* [YOUR GOAL]:
Transcribe all the entries word for word, skipping the pictures.

* [EXERCISE MATERIAL]:
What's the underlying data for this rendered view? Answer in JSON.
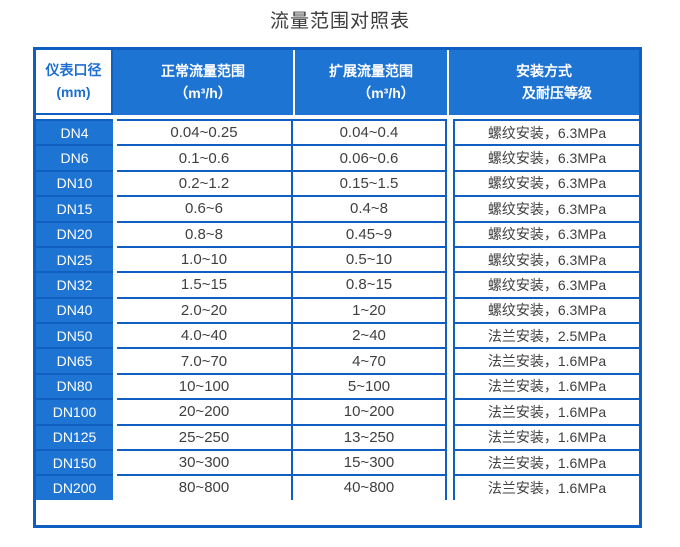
{
  "title": "流量范围对照表",
  "colors": {
    "cell_blue": "#1e74d2",
    "border_blue": "#0f5fc3",
    "header_text": "#ffffff",
    "header_cell1_text": "#1c6fd0",
    "body_text": "#3f3f3f"
  },
  "table": {
    "headers": [
      {
        "line1": "仪表口径",
        "line2": "(mm)"
      },
      {
        "line1": "正常流量范围",
        "line2": "（m³/h）"
      },
      {
        "line1": "扩展流量范围",
        "line2": "（m³/h）"
      },
      {
        "line1": "安装方式",
        "line2": "及耐压等级"
      }
    ],
    "rows": [
      {
        "dn": "DN4",
        "normal": "0.04~0.25",
        "extended": "0.04~0.4",
        "install": "螺纹安装，6.3MPa"
      },
      {
        "dn": "DN6",
        "normal": "0.1~0.6",
        "extended": "0.06~0.6",
        "install": "螺纹安装，6.3MPa"
      },
      {
        "dn": "DN10",
        "normal": "0.2~1.2",
        "extended": "0.15~1.5",
        "install": "螺纹安装，6.3MPa"
      },
      {
        "dn": "DN15",
        "normal": "0.6~6",
        "extended": "0.4~8",
        "install": "螺纹安装，6.3MPa"
      },
      {
        "dn": "DN20",
        "normal": "0.8~8",
        "extended": "0.45~9",
        "install": "螺纹安装，6.3MPa"
      },
      {
        "dn": "DN25",
        "normal": "1.0~10",
        "extended": "0.5~10",
        "install": "螺纹安装，6.3MPa"
      },
      {
        "dn": "DN32",
        "normal": "1.5~15",
        "extended": "0.8~15",
        "install": "螺纹安装，6.3MPa"
      },
      {
        "dn": "DN40",
        "normal": "2.0~20",
        "extended": "1~20",
        "install": "螺纹安装，6.3MPa"
      },
      {
        "dn": "DN50",
        "normal": "4.0~40",
        "extended": "2~40",
        "install": "法兰安装，2.5MPa"
      },
      {
        "dn": "DN65",
        "normal": "7.0~70",
        "extended": "4~70",
        "install": "法兰安装，1.6MPa"
      },
      {
        "dn": "DN80",
        "normal": "10~100",
        "extended": "5~100",
        "install": "法兰安装，1.6MPa"
      },
      {
        "dn": "DN100",
        "normal": "20~200",
        "extended": "10~200",
        "install": "法兰安装，1.6MPa"
      },
      {
        "dn": "DN125",
        "normal": "25~250",
        "extended": "13~250",
        "install": "法兰安装，1.6MPa"
      },
      {
        "dn": "DN150",
        "normal": "30~300",
        "extended": "15~300",
        "install": "法兰安装，1.6MPa"
      },
      {
        "dn": "DN200",
        "normal": "80~800",
        "extended": "40~800",
        "install": "法兰安装，1.6MPa"
      }
    ]
  }
}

* [COMPLETED EXERCISE]:
What's the underlying data for this rendered view? Answer in JSON.
{
  "title": "流量范围对照表",
  "colors": {
    "cell_blue": "#1e74d2",
    "border_blue": "#0f5fc3",
    "header_text": "#ffffff",
    "header_cell1_text": "#1c6fd0",
    "body_text": "#3f3f3f"
  },
  "table": {
    "headers": [
      {
        "line1": "仪表口径",
        "line2": "(mm)"
      },
      {
        "line1": "正常流量范围",
        "line2": "（m³/h）"
      },
      {
        "line1": "扩展流量范围",
        "line2": "（m³/h）"
      },
      {
        "line1": "安装方式",
        "line2": "及耐压等级"
      }
    ],
    "rows": [
      {
        "dn": "DN4",
        "normal": "0.04~0.25",
        "extended": "0.04~0.4",
        "install": "螺纹安装，6.3MPa"
      },
      {
        "dn": "DN6",
        "normal": "0.1~0.6",
        "extended": "0.06~0.6",
        "install": "螺纹安装，6.3MPa"
      },
      {
        "dn": "DN10",
        "normal": "0.2~1.2",
        "extended": "0.15~1.5",
        "install": "螺纹安装，6.3MPa"
      },
      {
        "dn": "DN15",
        "normal": "0.6~6",
        "extended": "0.4~8",
        "install": "螺纹安装，6.3MPa"
      },
      {
        "dn": "DN20",
        "normal": "0.8~8",
        "extended": "0.45~9",
        "install": "螺纹安装，6.3MPa"
      },
      {
        "dn": "DN25",
        "normal": "1.0~10",
        "extended": "0.5~10",
        "install": "螺纹安装，6.3MPa"
      },
      {
        "dn": "DN32",
        "normal": "1.5~15",
        "extended": "0.8~15",
        "install": "螺纹安装，6.3MPa"
      },
      {
        "dn": "DN40",
        "normal": "2.0~20",
        "extended": "1~20",
        "install": "螺纹安装，6.3MPa"
      },
      {
        "dn": "DN50",
        "normal": "4.0~40",
        "extended": "2~40",
        "install": "法兰安装，2.5MPa"
      },
      {
        "dn": "DN65",
        "normal": "7.0~70",
        "extended": "4~70",
        "install": "法兰安装，1.6MPa"
      },
      {
        "dn": "DN80",
        "normal": "10~100",
        "extended": "5~100",
        "install": "法兰安装，1.6MPa"
      },
      {
        "dn": "DN100",
        "normal": "20~200",
        "extended": "10~200",
        "install": "法兰安装，1.6MPa"
      },
      {
        "dn": "DN125",
        "normal": "25~250",
        "extended": "13~250",
        "install": "法兰安装，1.6MPa"
      },
      {
        "dn": "DN150",
        "normal": "30~300",
        "extended": "15~300",
        "install": "法兰安装，1.6MPa"
      },
      {
        "dn": "DN200",
        "normal": "80~800",
        "extended": "40~800",
        "install": "法兰安装，1.6MPa"
      }
    ]
  }
}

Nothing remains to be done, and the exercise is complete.